Given instruction:
Each line containing the word "preferably" must be collected.
═════ Data for this task
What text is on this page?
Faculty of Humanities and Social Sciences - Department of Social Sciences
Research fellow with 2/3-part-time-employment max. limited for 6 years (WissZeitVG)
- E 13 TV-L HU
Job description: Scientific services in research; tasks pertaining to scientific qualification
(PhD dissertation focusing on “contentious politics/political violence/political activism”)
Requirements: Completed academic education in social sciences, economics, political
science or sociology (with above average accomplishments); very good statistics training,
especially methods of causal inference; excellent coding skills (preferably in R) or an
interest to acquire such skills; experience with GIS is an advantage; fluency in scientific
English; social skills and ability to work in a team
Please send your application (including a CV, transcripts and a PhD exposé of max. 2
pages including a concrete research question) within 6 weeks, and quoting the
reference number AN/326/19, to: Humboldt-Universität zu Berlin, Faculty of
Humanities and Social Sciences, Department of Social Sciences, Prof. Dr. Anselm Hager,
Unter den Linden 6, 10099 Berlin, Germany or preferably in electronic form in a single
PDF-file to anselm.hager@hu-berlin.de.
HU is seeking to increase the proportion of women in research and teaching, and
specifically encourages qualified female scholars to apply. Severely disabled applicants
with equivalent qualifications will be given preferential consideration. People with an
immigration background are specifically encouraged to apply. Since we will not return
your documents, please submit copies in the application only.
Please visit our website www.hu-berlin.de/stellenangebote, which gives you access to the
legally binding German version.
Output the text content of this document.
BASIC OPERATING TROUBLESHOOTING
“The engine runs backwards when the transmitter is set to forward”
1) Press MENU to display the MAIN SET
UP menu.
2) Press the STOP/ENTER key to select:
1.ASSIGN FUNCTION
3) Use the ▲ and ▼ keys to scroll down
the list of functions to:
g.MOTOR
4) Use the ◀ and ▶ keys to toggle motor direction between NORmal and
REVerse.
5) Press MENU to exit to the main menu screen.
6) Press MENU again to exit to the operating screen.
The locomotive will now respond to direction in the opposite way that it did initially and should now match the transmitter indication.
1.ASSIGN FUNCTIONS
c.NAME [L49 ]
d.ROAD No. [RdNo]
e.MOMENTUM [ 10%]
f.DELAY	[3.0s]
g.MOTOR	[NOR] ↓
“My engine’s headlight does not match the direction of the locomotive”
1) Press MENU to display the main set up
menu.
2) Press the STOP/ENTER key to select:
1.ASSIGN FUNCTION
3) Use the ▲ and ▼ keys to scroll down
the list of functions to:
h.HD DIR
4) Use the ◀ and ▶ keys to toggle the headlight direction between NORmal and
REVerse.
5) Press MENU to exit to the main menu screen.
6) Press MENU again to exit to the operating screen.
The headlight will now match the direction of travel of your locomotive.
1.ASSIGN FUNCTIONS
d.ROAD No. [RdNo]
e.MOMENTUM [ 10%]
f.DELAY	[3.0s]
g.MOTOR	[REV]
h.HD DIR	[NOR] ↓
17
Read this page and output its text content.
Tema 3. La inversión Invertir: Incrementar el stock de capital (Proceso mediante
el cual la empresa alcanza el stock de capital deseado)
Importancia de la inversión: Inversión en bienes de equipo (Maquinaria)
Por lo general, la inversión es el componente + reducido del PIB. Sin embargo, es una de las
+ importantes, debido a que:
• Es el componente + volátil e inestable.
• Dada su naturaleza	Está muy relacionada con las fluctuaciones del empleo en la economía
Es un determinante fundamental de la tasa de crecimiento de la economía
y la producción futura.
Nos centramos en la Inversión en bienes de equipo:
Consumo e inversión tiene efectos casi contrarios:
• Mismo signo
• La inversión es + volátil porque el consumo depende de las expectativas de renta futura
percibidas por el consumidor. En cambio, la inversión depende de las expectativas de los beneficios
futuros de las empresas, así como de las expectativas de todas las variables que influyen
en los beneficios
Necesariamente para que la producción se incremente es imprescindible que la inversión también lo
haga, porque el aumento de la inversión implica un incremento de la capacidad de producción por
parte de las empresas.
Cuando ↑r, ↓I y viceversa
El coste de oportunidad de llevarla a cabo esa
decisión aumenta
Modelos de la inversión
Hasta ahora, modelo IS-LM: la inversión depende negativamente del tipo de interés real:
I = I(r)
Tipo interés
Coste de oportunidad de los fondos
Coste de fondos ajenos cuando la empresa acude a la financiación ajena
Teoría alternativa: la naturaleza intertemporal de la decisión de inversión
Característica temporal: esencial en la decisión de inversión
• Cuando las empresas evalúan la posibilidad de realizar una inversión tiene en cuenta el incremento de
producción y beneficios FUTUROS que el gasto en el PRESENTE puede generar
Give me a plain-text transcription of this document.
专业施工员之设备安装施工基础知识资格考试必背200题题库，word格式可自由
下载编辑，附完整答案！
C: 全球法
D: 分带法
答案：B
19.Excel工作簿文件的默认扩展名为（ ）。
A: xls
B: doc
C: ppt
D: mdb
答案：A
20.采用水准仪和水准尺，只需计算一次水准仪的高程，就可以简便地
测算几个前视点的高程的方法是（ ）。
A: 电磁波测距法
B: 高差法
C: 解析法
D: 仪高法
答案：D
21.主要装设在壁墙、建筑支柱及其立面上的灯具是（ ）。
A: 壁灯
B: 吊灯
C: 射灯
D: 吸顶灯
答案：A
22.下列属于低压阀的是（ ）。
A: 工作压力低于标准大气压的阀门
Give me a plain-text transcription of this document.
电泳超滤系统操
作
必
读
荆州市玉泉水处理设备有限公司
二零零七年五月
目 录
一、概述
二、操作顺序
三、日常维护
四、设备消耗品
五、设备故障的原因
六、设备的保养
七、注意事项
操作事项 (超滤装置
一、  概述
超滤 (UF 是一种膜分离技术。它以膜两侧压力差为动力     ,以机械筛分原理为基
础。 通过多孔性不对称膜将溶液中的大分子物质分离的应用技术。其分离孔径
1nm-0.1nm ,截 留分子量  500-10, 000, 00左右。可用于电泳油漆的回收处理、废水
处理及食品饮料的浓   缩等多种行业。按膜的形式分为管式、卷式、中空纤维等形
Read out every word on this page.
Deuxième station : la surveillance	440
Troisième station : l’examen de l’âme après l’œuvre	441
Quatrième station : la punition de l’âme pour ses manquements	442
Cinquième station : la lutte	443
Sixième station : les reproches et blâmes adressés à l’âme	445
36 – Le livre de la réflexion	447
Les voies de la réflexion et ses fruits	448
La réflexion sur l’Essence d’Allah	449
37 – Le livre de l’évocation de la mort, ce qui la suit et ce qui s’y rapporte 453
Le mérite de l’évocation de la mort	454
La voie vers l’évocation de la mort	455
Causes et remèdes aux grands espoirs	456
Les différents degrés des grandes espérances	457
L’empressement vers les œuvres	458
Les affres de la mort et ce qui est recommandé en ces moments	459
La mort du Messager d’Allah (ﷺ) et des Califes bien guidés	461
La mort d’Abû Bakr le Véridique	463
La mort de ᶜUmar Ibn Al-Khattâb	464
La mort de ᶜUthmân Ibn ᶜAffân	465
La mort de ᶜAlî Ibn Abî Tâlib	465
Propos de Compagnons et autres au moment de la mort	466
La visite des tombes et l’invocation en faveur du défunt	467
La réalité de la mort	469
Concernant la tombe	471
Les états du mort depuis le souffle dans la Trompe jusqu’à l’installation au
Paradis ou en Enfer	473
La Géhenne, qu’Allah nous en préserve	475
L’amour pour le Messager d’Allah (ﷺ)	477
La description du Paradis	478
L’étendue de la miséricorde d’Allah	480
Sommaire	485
══════════
Exercise solution:
especially methods of causal inference; excellent coding skills (preferably in R) or an
Unter den Linden 6, 10099 Berlin, Germany or preferably in electronic form in a single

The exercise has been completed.